**AIM**
Output the data below in full, character for character.

○ ○ ○ ○ ○ ○ ○

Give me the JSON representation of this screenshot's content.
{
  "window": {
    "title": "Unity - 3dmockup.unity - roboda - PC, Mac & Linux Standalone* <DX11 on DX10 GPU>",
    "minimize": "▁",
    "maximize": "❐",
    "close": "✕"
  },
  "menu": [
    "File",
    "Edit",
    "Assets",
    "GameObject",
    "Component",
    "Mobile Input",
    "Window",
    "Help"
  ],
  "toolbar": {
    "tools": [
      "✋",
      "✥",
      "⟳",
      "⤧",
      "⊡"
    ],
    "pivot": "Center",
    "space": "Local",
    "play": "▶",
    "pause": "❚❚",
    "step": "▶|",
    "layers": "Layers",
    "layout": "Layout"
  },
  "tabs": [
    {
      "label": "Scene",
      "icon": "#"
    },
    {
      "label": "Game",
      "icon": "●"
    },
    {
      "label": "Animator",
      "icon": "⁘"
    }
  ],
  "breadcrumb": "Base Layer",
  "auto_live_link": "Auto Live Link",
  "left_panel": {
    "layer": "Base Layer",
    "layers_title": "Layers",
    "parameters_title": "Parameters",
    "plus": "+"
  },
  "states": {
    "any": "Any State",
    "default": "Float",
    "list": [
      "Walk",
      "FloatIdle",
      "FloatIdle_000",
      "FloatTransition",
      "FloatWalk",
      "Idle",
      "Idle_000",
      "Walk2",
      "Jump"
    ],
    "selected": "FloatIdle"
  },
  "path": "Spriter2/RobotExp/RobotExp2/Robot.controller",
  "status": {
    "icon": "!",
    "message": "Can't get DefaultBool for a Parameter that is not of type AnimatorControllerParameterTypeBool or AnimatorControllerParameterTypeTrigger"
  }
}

○ ○ ○ ○ ○ ○ ○

**SOLUTION BELOW**
Give me the JSON representation of this screenshot's content.
{
  "window": {
    "title": "Unity - 3dmockup.unity - roboda - PC, Mac & Linux Standalone* <DX11 on DX10 GPU>",
    "minimize": "▁",
    "maximize": "❐",
    "close": "✕"
  },
  "menu": [
    "File",
    "Edit",
    "Assets",
    "GameObject",
    "Component",
    "Mobile Input",
    "Window",
    "Help"
  ],
  "toolbar": {
    "tools": [
      "✋",
      "✥",
      "⟳",
      "⤧",
      "⊡"
    ],
    "pivot": "Center",
    "space": "Local",
    "play": "▶",
    "pause": "❚❚",
    "step": "▶|",
    "layers": "Layers",
    "layout": "Layout"
  },
  "tabs": [
    {
      "label": "Scene",
      "icon": "#"
    },
    {
      "label": "Game",
      "icon": "●"
    },
    {
      "label": "Animator",
      "icon": "⁘"
    }
  ],
  "breadcrumb": "Base Layer",
  "auto_live_link": "Auto Live Link",
  "left_panel": {
    "layer": "Base Layer",
    "layers_title": "Layers",
    "parameters_title": "Parameters",
    "plus": "+"
  },
  "states": {
    "any": "Any State",
    "default": "Float",
    "list": [
      "Walk",
      "FloatIdle",
      "FloatIdle_000",
      "FloatTransition",
      "FloatWalk",
      "Idle",
      "Idle_000",
      "Walk2",
      "Jump"
    ],
    "selected": "FloatIdle"
  },
  "path": "Spriter2/RobotExp/RobotExp2/Robot.controller",
  "status": {
    "icon": "!",
    "message": "Can't get DefaultBool for a Parameter that is not of type AnimatorControllerParameterTypeBool or AnimatorControllerParameterTypeTrigger"
  }
}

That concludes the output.